* Begin GIVEN RECORDS *

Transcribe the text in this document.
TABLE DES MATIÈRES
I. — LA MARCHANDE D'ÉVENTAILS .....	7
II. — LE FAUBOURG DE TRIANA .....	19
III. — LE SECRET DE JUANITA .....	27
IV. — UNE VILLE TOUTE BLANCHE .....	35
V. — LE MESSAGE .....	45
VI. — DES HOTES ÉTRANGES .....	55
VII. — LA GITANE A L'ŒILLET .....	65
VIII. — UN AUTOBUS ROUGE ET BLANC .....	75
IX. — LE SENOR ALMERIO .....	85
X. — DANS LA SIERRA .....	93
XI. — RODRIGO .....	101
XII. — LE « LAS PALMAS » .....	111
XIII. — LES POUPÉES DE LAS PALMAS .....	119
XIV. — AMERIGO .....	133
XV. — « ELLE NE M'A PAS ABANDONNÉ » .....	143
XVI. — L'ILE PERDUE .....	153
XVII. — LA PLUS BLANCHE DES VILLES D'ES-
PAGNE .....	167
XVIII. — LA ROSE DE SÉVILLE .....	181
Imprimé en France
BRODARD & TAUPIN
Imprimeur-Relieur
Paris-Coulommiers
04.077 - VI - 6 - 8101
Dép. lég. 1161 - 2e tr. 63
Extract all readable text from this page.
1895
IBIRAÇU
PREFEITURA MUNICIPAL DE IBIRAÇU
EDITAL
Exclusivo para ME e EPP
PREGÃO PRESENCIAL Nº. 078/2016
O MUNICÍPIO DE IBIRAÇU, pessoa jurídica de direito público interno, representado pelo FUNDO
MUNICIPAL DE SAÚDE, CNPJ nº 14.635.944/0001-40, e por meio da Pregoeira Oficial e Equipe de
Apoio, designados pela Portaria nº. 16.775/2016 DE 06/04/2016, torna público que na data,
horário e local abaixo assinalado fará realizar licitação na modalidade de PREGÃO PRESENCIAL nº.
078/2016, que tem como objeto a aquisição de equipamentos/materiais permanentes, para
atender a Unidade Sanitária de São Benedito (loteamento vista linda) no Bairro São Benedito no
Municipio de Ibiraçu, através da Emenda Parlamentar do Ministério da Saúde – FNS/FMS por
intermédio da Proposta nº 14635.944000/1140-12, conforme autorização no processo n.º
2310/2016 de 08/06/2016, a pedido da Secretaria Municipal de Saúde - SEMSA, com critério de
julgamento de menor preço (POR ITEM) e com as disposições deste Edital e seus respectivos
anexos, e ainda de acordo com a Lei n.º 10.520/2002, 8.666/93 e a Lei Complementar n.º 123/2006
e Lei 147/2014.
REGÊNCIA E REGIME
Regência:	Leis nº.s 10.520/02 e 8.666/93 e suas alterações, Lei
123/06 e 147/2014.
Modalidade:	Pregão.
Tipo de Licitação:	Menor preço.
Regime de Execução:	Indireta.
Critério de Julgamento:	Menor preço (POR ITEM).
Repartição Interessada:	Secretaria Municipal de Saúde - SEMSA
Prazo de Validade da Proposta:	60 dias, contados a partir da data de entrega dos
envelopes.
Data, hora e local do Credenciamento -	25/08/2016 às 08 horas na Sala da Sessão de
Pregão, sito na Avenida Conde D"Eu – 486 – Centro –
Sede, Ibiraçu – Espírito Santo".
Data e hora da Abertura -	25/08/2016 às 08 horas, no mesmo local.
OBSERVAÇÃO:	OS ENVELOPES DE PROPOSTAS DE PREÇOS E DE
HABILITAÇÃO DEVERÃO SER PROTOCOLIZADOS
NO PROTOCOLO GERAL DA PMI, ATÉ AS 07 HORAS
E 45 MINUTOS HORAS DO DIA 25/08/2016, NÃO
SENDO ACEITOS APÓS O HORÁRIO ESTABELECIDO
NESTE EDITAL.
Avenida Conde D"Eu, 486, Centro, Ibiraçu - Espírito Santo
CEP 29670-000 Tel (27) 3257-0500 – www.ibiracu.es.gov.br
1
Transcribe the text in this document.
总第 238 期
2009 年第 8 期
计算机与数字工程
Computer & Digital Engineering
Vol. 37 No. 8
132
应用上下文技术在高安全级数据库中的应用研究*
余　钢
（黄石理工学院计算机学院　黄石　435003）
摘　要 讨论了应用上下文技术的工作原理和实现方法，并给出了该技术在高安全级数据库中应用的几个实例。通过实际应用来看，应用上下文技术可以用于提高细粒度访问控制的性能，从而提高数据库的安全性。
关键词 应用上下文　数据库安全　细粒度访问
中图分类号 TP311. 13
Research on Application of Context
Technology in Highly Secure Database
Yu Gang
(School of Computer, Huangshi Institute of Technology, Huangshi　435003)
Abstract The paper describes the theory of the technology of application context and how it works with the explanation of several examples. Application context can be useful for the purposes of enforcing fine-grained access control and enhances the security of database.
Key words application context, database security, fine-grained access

* End GIVEN RECORDS *

▶ YOUR INSTRUCTIONS: List every line above that contains the word "Espírito".

▶ ANSWER:
Sede, Ibiraçu – Espírito Santo".
Avenida Conde D"Eu, 486, Centro, Ibiraçu - Espírito Santo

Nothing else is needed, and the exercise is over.